BEGIN

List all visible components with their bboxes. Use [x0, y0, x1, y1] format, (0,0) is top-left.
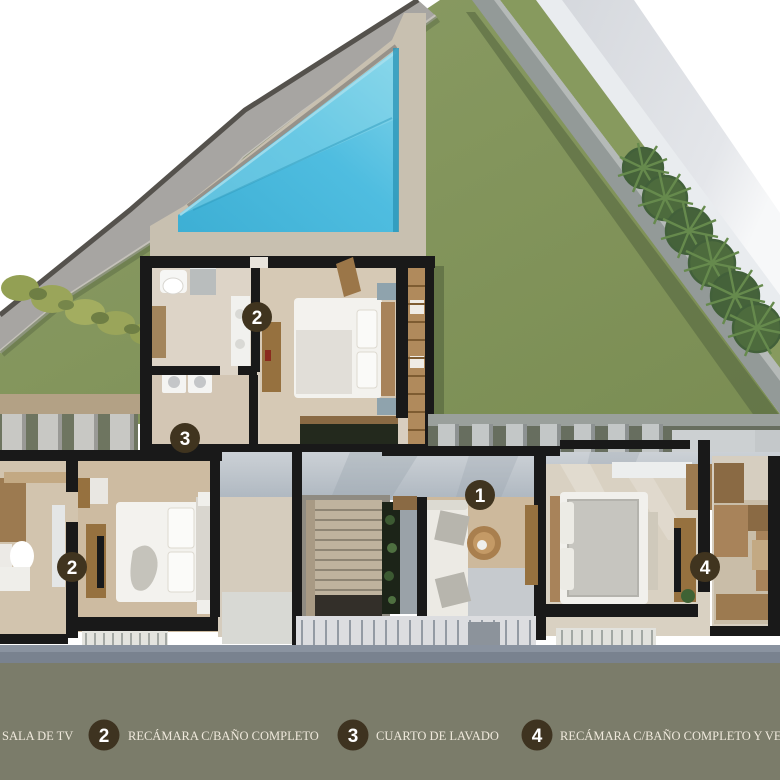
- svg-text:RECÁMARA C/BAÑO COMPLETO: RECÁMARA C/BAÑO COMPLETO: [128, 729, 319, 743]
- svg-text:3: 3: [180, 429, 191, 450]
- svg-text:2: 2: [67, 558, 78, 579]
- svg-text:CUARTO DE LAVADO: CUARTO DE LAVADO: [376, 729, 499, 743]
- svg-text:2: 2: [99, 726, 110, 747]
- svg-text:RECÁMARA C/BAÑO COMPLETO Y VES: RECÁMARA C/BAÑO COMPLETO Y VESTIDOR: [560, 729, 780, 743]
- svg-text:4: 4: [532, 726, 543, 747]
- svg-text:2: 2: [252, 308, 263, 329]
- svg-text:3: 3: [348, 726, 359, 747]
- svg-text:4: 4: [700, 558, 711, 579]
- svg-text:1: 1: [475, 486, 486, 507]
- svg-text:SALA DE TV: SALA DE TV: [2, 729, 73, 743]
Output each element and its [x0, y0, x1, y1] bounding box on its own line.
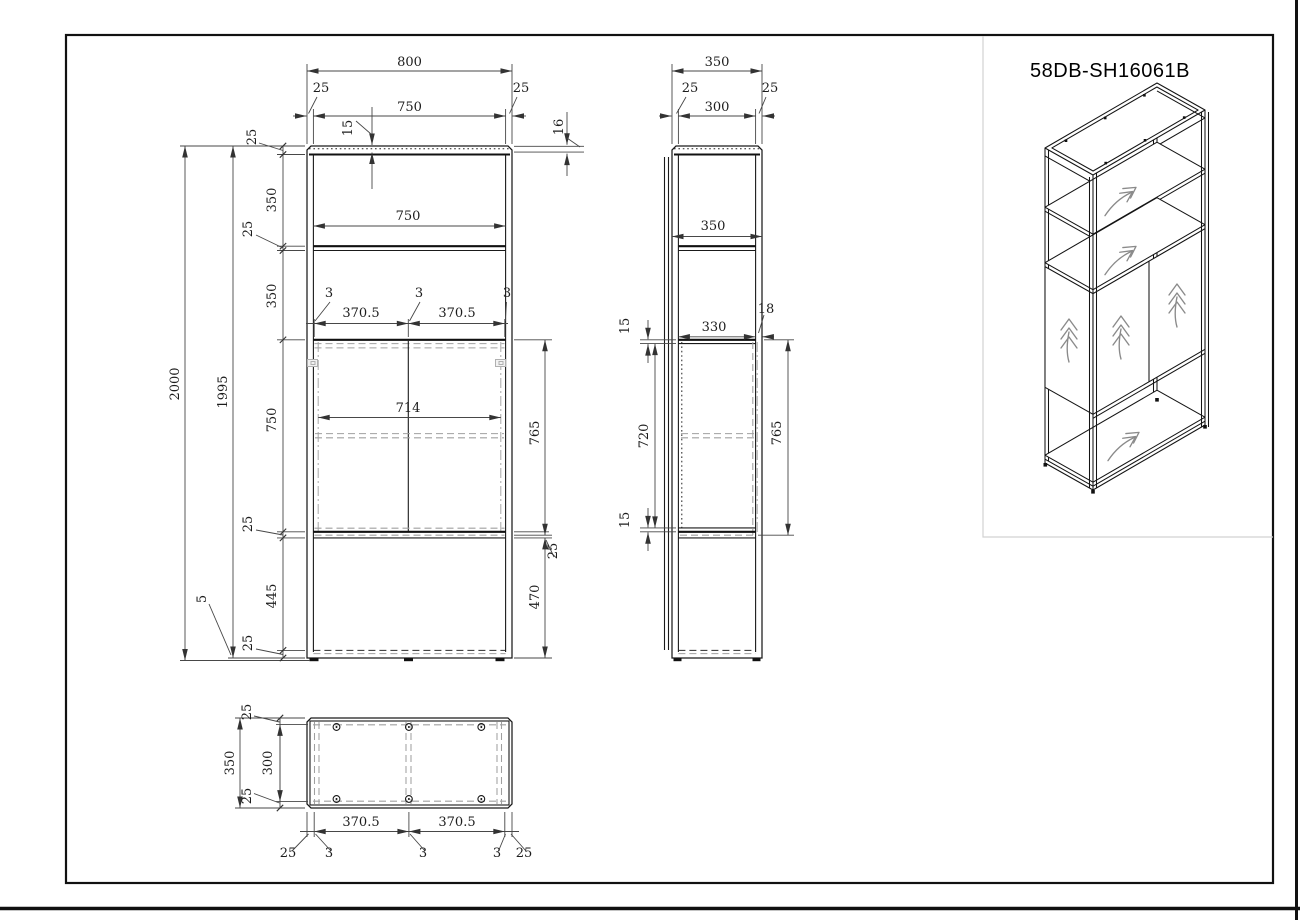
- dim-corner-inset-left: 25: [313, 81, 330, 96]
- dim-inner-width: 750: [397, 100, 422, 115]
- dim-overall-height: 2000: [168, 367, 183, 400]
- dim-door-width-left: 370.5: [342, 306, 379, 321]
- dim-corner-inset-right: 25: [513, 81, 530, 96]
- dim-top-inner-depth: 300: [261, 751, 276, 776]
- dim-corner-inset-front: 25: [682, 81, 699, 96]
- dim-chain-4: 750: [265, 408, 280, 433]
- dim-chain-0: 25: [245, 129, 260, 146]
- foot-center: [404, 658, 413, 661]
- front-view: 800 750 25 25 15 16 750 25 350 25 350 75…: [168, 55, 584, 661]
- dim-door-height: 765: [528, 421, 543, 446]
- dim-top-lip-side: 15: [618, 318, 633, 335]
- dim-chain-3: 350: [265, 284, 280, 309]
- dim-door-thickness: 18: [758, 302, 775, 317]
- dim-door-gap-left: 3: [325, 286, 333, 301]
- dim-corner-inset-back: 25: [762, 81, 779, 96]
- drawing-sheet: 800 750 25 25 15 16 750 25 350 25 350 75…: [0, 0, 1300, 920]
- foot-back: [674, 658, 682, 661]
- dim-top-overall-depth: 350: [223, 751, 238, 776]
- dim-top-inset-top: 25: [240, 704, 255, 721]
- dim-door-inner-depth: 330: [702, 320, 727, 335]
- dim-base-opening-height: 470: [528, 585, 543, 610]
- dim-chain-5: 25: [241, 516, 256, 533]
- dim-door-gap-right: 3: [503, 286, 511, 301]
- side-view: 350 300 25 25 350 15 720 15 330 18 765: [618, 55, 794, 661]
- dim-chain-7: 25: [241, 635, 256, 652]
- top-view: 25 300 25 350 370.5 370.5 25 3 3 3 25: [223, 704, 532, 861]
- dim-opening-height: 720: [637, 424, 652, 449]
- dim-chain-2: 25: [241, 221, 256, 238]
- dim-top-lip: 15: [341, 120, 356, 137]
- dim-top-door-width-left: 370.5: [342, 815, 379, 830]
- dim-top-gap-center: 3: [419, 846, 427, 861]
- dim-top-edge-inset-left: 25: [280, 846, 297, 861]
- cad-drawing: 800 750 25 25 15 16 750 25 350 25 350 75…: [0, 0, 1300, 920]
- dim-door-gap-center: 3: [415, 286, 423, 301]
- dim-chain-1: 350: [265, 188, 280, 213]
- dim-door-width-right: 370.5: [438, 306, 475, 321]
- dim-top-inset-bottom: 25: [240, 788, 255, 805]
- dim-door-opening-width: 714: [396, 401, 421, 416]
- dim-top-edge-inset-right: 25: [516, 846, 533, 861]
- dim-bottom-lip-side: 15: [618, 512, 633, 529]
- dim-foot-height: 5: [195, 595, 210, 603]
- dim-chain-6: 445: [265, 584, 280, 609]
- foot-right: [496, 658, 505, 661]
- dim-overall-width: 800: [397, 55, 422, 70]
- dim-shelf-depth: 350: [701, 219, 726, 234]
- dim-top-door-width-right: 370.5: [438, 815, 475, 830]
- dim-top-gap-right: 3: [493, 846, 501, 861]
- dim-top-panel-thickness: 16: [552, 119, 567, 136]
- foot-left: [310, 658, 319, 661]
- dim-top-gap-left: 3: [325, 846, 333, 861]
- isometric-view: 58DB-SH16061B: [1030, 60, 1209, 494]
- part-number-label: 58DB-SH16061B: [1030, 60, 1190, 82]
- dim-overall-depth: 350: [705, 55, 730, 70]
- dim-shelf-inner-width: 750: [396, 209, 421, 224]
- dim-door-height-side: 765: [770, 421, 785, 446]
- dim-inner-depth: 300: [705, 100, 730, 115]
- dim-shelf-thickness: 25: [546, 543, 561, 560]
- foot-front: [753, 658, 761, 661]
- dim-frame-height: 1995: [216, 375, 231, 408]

END

> _Exercise_:
Find every line above that contains the string "view" with the same capitalization, and copy each of those lines.

> _Full answer_:
- front-view: 800 750 25 25 15 16 750 25 350 25 350 75…: [168, 55, 584, 661]
- side-view: 350 300 25 25 350 15 720 15 330 18 765: [618, 55, 794, 661]
- top-view: 25 300 25 350 370.5 370.5 25 3 3 3 25: [223, 704, 532, 861]
- isometric-view: 58DB-SH16061B: [1030, 60, 1209, 494]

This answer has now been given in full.